- [Aim]:
Any pictures in the records below should be skipped; write out everything else exactly.

(Data tied to figure images)
▼▼▼
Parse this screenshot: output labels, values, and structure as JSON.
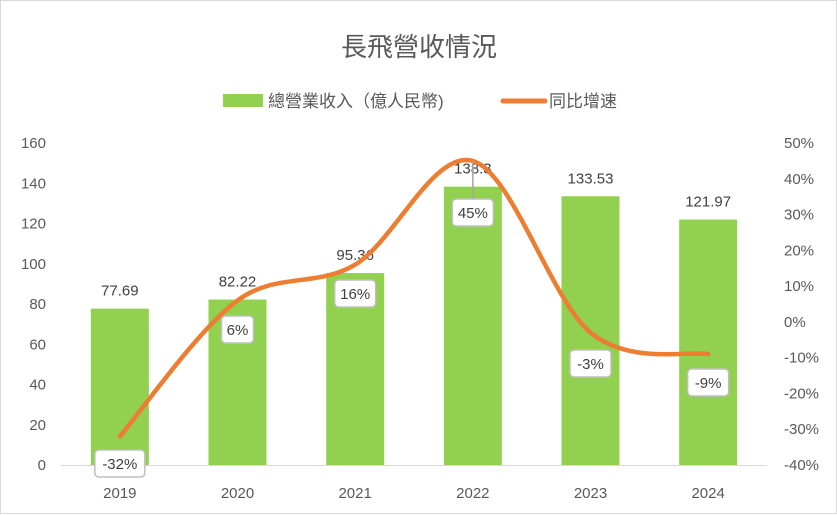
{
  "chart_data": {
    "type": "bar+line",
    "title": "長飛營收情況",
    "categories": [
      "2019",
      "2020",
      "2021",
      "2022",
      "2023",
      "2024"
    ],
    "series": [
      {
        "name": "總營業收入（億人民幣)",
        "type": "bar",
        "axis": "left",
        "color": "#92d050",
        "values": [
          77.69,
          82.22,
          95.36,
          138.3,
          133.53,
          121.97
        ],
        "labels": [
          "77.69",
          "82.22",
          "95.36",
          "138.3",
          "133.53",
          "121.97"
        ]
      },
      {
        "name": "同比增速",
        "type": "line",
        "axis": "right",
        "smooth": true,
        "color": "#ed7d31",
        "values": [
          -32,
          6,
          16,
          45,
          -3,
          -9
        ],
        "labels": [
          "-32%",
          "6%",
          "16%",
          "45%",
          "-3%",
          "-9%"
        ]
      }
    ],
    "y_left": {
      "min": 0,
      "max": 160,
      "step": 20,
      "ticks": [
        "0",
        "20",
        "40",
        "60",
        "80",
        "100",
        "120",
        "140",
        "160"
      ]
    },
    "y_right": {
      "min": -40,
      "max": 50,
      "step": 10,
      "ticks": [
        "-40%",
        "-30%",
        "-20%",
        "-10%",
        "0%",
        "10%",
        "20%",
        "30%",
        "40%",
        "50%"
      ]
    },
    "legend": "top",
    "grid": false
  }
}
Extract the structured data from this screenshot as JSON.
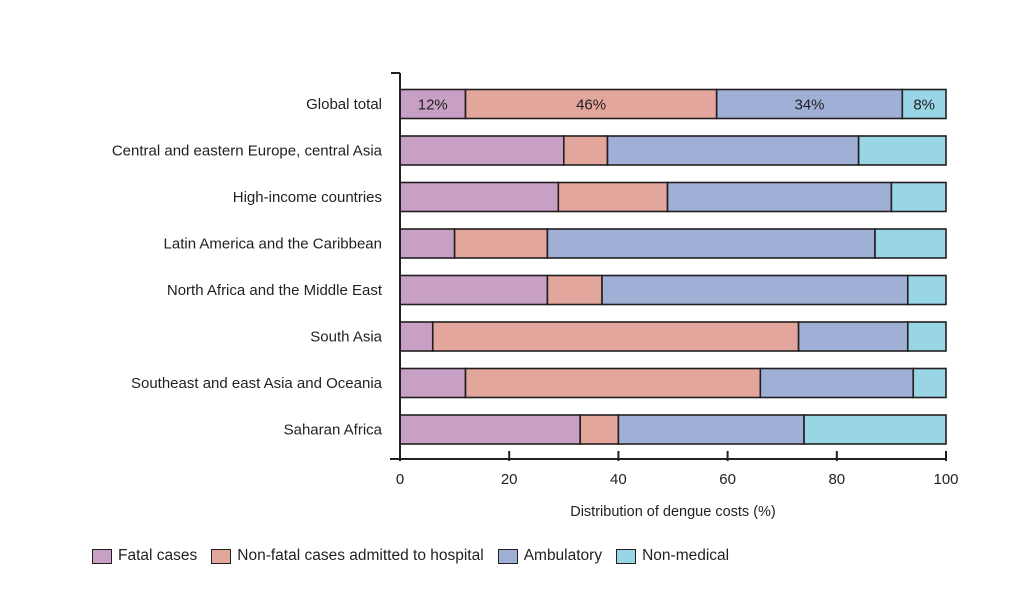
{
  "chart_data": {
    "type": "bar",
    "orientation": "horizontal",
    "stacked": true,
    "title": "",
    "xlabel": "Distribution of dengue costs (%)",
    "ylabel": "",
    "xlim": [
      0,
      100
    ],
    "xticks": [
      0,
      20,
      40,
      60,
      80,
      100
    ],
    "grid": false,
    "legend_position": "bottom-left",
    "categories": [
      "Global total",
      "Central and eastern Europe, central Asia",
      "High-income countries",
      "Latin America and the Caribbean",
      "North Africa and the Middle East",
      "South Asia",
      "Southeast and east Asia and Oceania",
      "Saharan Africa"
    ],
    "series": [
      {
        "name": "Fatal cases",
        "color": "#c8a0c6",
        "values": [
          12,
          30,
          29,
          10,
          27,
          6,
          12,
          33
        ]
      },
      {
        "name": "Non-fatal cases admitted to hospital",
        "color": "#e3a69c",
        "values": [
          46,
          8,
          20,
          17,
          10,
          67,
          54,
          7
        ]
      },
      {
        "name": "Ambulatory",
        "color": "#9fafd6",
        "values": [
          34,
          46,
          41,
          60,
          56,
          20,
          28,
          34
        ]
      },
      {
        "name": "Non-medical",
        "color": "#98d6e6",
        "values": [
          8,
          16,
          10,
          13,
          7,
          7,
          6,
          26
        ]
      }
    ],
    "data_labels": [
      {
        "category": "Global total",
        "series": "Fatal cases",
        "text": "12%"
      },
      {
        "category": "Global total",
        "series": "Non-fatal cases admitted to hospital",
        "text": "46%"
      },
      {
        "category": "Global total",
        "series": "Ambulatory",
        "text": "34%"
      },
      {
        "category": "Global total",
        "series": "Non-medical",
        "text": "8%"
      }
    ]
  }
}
▲▲▲
- [Output of the exercise]:
Parse this screenshot: output labels, values, and structure as JSON.
{
  "chart_data": {
    "type": "bar+line",
    "title": "長飛營收情況",
    "categories": [
      "2019",
      "2020",
      "2021",
      "2022",
      "2023",
      "2024"
    ],
    "series": [
      {
        "name": "總營業收入（億人民幣)",
        "type": "bar",
        "axis": "left",
        "color": "#92d050",
        "values": [
          77.69,
          82.22,
          95.36,
          138.3,
          133.53,
          121.97
        ],
        "labels": [
          "77.69",
          "82.22",
          "95.36",
          "138.3",
          "133.53",
          "121.97"
        ]
      },
      {
        "name": "同比增速",
        "type": "line",
        "axis": "right",
        "smooth": true,
        "color": "#ed7d31",
        "values": [
          -32,
          6,
          16,
          45,
          -3,
          -9
        ],
        "labels": [
          "-32%",
          "6%",
          "16%",
          "45%",
          "-3%",
          "-9%"
        ]
      }
    ],
    "y_left": {
      "min": 0,
      "max": 160,
      "step": 20,
      "ticks": [
        "0",
        "20",
        "40",
        "60",
        "80",
        "100",
        "120",
        "140",
        "160"
      ]
    },
    "y_right": {
      "min": -40,
      "max": 50,
      "step": 10,
      "ticks": [
        "-40%",
        "-30%",
        "-20%",
        "-10%",
        "0%",
        "10%",
        "20%",
        "30%",
        "40%",
        "50%"
      ]
    },
    "legend": "top",
    "grid": false
  }
}
Extract the structured data from this screenshot as JSON.
{
  "chart_data": {
    "type": "bar",
    "orientation": "horizontal",
    "stacked": true,
    "title": "",
    "xlabel": "Distribution of dengue costs (%)",
    "ylabel": "",
    "xlim": [
      0,
      100
    ],
    "xticks": [
      0,
      20,
      40,
      60,
      80,
      100
    ],
    "grid": false,
    "legend_position": "bottom-left",
    "categories": [
      "Global total",
      "Central and eastern Europe, central Asia",
      "High-income countries",
      "Latin America and the Caribbean",
      "North Africa and the Middle East",
      "South Asia",
      "Southeast and east Asia and Oceania",
      "Saharan Africa"
    ],
    "series": [
      {
        "name": "Fatal cases",
        "color": "#c8a0c6",
        "values": [
          12,
          30,
          29,
          10,
          27,
          6,
          12,
          33
        ]
      },
      {
        "name": "Non-fatal cases admitted to hospital",
        "color": "#e3a69c",
        "values": [
          46,
          8,
          20,
          17,
          10,
          67,
          54,
          7
        ]
      },
      {
        "name": "Ambulatory",
        "color": "#9fafd6",
        "values": [
          34,
          46,
          41,
          60,
          56,
          20,
          28,
          34
        ]
      },
      {
        "name": "Non-medical",
        "color": "#98d6e6",
        "values": [
          8,
          16,
          10,
          13,
          7,
          7,
          6,
          26
        ]
      }
    ],
    "data_labels": [
      {
        "category": "Global total",
        "series": "Fatal cases",
        "text": "12%"
      },
      {
        "category": "Global total",
        "series": "Non-fatal cases admitted to hospital",
        "text": "46%"
      },
      {
        "category": "Global total",
        "series": "Ambulatory",
        "text": "34%"
      },
      {
        "category": "Global total",
        "series": "Non-medical",
        "text": "8%"
      }
    ]
  }
}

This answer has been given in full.